**Task directions**. Locate the line containing "Enumerate this screenshot's" in the material below; repeat it and every line after it, exactly as written.

━━━━

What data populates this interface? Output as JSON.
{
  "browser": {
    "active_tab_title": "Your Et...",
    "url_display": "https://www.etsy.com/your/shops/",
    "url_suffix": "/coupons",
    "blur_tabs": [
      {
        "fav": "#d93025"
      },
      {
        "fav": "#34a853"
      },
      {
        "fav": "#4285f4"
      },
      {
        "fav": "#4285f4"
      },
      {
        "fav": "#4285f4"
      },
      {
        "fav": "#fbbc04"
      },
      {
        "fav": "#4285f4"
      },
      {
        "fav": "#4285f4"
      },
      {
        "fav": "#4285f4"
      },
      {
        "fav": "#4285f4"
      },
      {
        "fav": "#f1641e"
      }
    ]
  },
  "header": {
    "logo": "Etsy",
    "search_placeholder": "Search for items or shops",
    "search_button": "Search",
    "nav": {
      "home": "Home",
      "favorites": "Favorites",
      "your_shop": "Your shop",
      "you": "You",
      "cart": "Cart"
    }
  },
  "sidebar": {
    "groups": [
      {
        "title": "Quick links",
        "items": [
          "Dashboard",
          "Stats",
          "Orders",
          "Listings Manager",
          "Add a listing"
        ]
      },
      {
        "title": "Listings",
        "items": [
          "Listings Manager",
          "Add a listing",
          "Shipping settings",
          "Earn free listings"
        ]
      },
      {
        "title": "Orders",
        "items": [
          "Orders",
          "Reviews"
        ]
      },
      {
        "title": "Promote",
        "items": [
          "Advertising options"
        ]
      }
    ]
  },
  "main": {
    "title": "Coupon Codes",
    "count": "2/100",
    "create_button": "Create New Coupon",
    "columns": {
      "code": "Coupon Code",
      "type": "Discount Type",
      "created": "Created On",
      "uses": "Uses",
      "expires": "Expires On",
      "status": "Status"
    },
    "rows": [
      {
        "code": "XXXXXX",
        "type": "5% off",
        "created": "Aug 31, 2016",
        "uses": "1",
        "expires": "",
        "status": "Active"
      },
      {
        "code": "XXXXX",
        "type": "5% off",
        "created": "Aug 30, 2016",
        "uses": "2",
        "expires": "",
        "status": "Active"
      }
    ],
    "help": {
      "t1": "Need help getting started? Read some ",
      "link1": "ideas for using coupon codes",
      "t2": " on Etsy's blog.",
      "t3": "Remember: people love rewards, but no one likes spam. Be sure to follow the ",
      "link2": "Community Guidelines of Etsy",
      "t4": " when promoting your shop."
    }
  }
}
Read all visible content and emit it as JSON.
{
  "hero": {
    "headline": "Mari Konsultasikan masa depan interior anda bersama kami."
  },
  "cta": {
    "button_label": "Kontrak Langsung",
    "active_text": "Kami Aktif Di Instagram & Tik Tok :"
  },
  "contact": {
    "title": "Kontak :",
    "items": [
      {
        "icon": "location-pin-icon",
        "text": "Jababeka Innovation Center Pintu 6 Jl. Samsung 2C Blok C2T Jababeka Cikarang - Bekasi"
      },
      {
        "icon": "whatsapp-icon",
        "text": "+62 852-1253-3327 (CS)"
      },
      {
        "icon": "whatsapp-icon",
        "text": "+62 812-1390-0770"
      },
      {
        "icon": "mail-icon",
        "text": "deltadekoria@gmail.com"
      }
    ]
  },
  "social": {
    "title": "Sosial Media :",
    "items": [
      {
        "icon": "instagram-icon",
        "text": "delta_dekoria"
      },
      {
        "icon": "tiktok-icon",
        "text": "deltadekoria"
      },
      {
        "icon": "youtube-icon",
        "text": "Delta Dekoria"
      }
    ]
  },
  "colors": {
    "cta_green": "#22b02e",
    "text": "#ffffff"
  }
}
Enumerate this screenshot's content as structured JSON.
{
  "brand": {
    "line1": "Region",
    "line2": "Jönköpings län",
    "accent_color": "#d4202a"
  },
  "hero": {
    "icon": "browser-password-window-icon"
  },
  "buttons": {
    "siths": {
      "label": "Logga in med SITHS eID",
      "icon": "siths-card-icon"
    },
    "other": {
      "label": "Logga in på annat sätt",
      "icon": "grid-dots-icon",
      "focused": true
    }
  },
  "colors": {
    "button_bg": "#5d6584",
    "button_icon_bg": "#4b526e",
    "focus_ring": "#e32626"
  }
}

━━━━

**Result for this task**.
Enumerate this screenshot's content as structured JSON.
{
  "brand": {
    "line1": "Region",
    "line2": "Jönköpings län",
    "accent_color": "#d4202a"
  },
  "hero": {
    "icon": "browser-password-window-icon"
  },
  "buttons": {
    "siths": {
      "label": "Logga in med SITHS eID",
      "icon": "siths-card-icon"
    },
    "other": {
      "label": "Logga in på annat sätt",
      "icon": "grid-dots-icon",
      "focused": true
    }
  },
  "colors": {
    "button_bg": "#5d6584",
    "button_icon_bg": "#4b526e",
    "focus_ring": "#e32626"
  }
}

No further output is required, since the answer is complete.